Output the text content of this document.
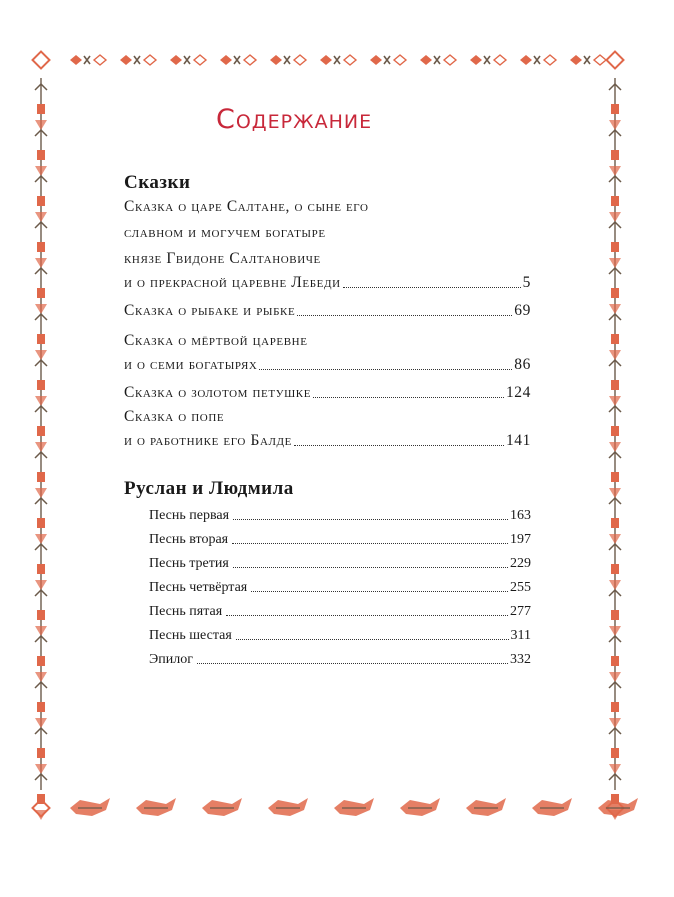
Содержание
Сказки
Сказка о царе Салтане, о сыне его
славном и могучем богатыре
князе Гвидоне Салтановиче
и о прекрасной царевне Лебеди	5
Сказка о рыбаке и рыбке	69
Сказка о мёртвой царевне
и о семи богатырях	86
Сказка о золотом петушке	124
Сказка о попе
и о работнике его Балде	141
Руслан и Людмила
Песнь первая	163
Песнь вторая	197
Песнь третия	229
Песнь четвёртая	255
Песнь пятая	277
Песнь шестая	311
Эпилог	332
* * *
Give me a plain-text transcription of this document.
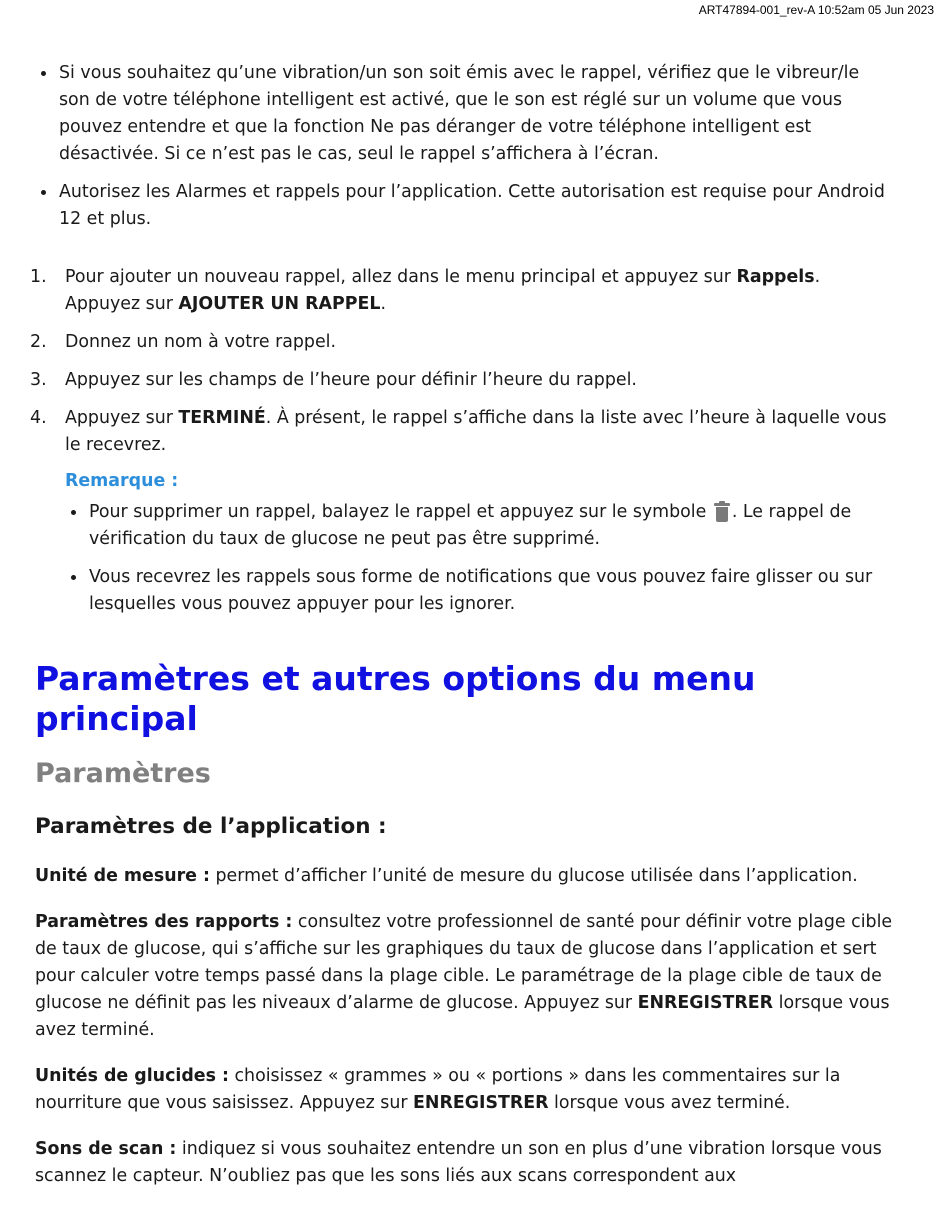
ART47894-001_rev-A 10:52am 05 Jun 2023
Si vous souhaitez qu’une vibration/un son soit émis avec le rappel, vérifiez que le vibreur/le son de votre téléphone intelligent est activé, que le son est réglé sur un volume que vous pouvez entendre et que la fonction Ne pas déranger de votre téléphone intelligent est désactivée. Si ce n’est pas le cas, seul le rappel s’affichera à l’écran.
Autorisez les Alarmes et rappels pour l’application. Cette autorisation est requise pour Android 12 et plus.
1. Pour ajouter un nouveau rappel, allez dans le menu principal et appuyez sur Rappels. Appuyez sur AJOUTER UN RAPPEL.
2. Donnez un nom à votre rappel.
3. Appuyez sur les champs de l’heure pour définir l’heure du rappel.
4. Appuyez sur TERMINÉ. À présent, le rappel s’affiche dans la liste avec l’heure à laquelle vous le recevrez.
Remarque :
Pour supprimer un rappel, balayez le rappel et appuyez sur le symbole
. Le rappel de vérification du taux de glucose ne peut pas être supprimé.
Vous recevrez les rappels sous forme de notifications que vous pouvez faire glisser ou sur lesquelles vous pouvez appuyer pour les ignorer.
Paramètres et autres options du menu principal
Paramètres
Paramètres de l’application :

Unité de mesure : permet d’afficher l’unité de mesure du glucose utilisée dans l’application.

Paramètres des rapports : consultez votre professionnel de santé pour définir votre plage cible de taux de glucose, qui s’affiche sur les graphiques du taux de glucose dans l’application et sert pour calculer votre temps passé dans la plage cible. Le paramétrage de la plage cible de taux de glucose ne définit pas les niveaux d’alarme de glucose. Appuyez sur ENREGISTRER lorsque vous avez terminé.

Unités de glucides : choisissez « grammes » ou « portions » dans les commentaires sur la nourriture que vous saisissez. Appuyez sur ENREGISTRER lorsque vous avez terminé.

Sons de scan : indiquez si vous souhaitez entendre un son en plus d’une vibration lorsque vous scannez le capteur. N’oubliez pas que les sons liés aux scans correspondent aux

◆ WRITTEN PROBLEM
Locate the lines above that hold the word "document". Show every one of them.

◆ OUTPUT FOR THIS EXERCISE
Output the text content of this document.
Give me a plain-text transcription of this document.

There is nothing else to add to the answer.